[Start of Task material]

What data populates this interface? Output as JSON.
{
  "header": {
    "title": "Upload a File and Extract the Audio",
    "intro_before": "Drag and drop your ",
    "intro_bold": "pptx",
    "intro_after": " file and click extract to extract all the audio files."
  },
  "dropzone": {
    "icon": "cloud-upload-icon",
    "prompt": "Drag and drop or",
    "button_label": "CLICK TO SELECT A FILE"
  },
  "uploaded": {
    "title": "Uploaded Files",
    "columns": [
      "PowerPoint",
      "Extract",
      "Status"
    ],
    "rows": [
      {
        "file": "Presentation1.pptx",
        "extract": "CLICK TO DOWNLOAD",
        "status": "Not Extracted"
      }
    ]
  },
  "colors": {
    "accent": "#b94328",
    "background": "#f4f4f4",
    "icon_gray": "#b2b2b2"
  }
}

[End of Task material]

• _Exercise aim_
Which lines hold the string "Drag"? Copy all of them from the data above.

• _Answer to the problem_
    "intro_before": "Drag and drop your ",
    "prompt": "Drag and drop or",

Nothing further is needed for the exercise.